Select from the records below every line that has the word "frac" in it.

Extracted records
════════════════

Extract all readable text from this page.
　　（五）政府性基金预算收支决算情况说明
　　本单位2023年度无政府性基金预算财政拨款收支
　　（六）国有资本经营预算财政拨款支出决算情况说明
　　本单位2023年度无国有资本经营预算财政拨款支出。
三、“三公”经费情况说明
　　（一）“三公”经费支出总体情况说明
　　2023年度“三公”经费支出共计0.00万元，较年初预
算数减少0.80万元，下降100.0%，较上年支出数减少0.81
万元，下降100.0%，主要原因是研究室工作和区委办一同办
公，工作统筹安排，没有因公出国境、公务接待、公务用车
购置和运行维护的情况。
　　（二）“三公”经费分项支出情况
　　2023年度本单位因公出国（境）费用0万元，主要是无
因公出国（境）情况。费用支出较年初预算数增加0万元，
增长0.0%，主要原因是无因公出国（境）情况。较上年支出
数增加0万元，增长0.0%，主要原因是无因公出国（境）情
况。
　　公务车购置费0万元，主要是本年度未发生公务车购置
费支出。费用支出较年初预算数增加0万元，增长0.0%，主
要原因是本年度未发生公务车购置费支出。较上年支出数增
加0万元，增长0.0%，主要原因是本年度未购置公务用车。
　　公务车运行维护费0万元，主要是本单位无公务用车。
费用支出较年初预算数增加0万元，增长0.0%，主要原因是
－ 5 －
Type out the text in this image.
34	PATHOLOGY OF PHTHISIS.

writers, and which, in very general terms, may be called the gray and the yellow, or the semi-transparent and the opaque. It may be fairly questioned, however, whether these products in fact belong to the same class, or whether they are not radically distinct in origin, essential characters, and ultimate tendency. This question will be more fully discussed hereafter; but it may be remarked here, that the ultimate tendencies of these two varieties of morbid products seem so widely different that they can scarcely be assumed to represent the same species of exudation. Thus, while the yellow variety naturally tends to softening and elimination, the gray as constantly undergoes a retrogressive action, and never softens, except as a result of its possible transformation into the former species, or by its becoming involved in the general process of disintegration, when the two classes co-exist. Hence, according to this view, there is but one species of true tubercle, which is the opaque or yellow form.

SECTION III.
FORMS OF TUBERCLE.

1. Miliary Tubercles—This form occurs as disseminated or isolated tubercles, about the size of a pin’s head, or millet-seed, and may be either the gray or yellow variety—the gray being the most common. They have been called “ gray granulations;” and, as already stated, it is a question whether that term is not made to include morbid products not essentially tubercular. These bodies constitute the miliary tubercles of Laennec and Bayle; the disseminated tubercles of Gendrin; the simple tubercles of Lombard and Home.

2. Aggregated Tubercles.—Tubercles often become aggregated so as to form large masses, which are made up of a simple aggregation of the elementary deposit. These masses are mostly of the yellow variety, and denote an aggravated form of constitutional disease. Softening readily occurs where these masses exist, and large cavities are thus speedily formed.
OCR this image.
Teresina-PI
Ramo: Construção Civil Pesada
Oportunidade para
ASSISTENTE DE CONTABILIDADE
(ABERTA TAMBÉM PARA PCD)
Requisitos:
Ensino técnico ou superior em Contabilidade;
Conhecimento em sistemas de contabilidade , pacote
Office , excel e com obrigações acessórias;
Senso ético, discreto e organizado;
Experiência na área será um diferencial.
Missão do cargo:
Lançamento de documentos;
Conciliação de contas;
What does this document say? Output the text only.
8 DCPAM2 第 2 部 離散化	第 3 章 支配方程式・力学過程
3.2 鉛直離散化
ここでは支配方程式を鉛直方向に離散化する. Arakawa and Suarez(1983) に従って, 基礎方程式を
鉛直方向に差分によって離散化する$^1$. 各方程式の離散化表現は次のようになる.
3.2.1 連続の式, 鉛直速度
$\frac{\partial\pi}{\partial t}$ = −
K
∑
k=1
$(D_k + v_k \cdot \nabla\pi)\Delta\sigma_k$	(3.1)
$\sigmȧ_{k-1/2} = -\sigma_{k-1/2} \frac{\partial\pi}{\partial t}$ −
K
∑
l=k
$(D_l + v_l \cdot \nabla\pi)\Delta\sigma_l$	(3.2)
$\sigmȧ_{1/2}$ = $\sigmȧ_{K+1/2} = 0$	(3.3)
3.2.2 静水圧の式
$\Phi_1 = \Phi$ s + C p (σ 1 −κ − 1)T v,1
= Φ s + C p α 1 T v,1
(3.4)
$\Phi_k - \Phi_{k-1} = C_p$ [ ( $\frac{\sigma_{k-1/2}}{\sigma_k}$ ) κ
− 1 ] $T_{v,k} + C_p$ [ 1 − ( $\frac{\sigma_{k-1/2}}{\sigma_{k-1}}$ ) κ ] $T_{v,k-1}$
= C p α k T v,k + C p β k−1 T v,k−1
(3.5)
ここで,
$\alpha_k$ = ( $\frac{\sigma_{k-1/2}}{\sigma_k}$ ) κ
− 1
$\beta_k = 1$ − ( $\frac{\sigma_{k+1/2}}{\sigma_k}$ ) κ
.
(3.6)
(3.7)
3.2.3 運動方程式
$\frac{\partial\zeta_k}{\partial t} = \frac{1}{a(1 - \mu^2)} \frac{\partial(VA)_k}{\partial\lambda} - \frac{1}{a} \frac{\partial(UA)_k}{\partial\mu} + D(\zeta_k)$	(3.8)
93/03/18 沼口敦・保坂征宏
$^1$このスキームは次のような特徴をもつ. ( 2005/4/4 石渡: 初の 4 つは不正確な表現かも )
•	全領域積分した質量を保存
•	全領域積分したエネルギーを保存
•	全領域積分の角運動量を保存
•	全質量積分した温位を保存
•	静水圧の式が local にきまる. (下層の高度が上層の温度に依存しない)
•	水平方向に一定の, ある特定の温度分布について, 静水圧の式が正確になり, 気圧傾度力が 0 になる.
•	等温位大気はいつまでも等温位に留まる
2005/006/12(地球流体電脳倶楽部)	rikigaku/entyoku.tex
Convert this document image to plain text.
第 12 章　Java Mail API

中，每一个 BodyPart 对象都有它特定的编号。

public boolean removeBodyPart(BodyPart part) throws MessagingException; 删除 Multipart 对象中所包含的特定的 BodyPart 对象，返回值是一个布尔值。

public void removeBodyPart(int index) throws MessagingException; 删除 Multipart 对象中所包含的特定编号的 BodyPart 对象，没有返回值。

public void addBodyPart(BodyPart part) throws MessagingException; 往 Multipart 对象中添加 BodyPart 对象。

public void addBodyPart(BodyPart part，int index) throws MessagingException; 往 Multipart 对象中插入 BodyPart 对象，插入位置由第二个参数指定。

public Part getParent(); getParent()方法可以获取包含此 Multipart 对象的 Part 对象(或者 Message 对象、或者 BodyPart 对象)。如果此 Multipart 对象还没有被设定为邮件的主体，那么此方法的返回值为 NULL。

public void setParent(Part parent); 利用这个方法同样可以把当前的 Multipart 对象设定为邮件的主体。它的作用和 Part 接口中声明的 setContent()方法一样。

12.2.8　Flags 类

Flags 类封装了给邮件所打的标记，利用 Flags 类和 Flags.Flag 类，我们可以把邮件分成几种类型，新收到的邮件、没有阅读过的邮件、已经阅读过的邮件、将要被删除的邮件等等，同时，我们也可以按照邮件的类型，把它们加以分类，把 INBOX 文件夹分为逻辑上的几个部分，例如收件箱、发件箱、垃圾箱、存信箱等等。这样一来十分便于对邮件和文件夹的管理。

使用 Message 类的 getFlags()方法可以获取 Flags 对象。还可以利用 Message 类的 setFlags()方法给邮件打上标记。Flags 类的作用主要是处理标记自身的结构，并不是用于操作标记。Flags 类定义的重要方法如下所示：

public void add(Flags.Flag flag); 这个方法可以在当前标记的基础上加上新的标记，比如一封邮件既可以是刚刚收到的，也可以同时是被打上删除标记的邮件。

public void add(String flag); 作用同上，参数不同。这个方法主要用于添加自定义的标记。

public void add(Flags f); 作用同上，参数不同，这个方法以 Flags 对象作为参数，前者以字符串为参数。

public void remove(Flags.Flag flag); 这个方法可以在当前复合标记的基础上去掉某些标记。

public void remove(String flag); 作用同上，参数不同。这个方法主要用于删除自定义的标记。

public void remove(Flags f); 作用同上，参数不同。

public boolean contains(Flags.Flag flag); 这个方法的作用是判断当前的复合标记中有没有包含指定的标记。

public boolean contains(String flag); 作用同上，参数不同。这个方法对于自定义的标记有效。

════════════════

**Full solution:**
$\frac{\partial\pi}{\partial t}$ = −
$\sigmȧ_{k-1/2} = -\sigma_{k-1/2} \frac{\partial\pi}{\partial t}$ −
$\Phi_k - \Phi_{k-1} = C_p$ [ ( $\frac{\sigma_{k-1/2}}{\sigma_k}$ ) κ
− 1 ] $T_{v,k} + C_p$ [ 1 − ( $\frac{\sigma_{k-1/2}}{\sigma_{k-1}}$ ) κ ] $T_{v,k-1}$
$\alpha_k$ = ( $\frac{\sigma_{k-1/2}}{\sigma_k}$ ) κ
$\beta_k = 1$ − ( $\frac{\sigma_{k+1/2}}{\sigma_k}$ ) κ
$\frac{\partial\zeta_k}{\partial t} = \frac{1}{a(1 - \mu^2)} \frac{\partial(VA)_k}{\partial\lambda} - \frac{1}{a} \frac{\partial(UA)_k}{\partial\mu} + D(\zeta_k)$	(3.8)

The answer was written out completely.